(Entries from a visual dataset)

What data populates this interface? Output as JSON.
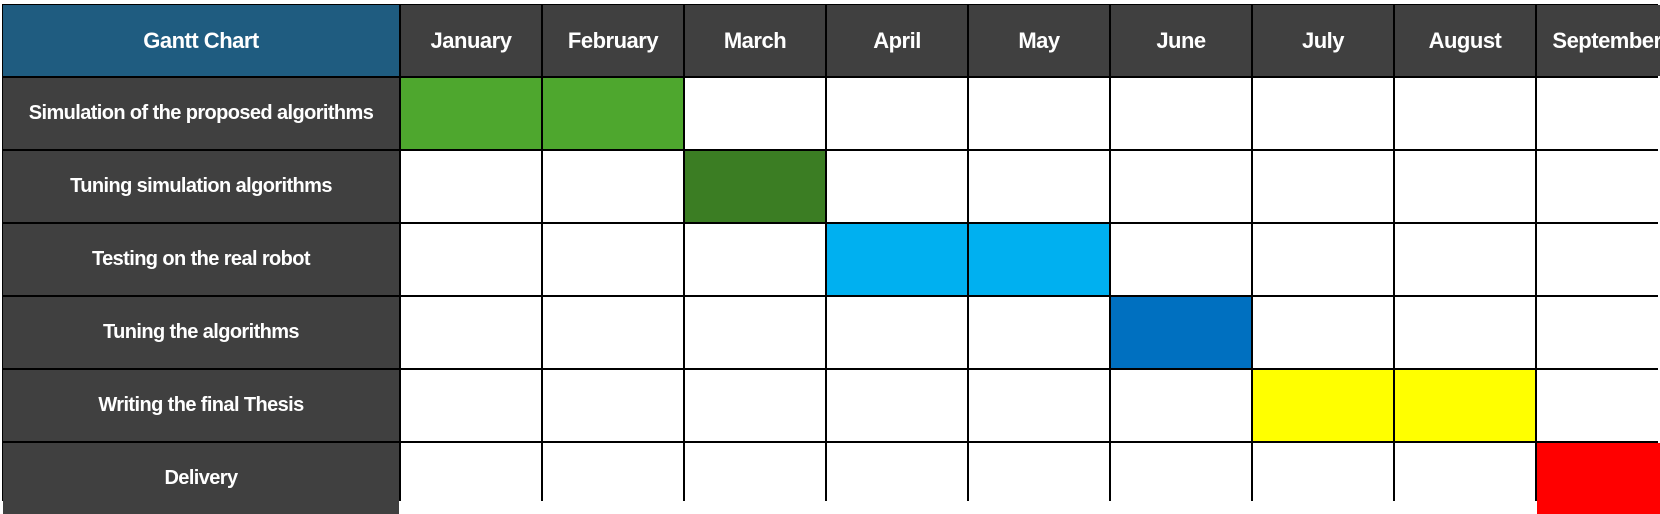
{
  "chart_data": {
    "type": "table",
    "title": "Gantt Chart",
    "months": [
      "January",
      "February",
      "March",
      "April",
      "May",
      "June",
      "July",
      "August",
      "September"
    ],
    "tasks": [
      {
        "name": "Simulation of the proposed algorithms",
        "start": 0,
        "end": 1,
        "color": "#4ea72e"
      },
      {
        "name": "Tuning simulation algorithms",
        "start": 2,
        "end": 2,
        "color": "#3b7d23"
      },
      {
        "name": "Testing on the real robot",
        "start": 3,
        "end": 4,
        "color": "#00b0f0"
      },
      {
        "name": "Tuning the algorithms",
        "start": 5,
        "end": 5,
        "color": "#0070c0"
      },
      {
        "name": "Writing the final Thesis",
        "start": 6,
        "end": 7,
        "color": "#ffff00"
      },
      {
        "name": "Delivery",
        "start": 8,
        "end": 8,
        "color": "#ff0000"
      }
    ]
  },
  "colors": {
    "header_bg": "#404040",
    "corner_bg": "#1f5c80",
    "grid_line": "#000000",
    "empty_cell": "#ffffff"
  }
}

## Task brief
Return every line containing "start".

## Finished exercise
        "start": 0,
        "start": 2,
        "start": 3,
        "start": 5,
        "start": 6,
        "start": 8,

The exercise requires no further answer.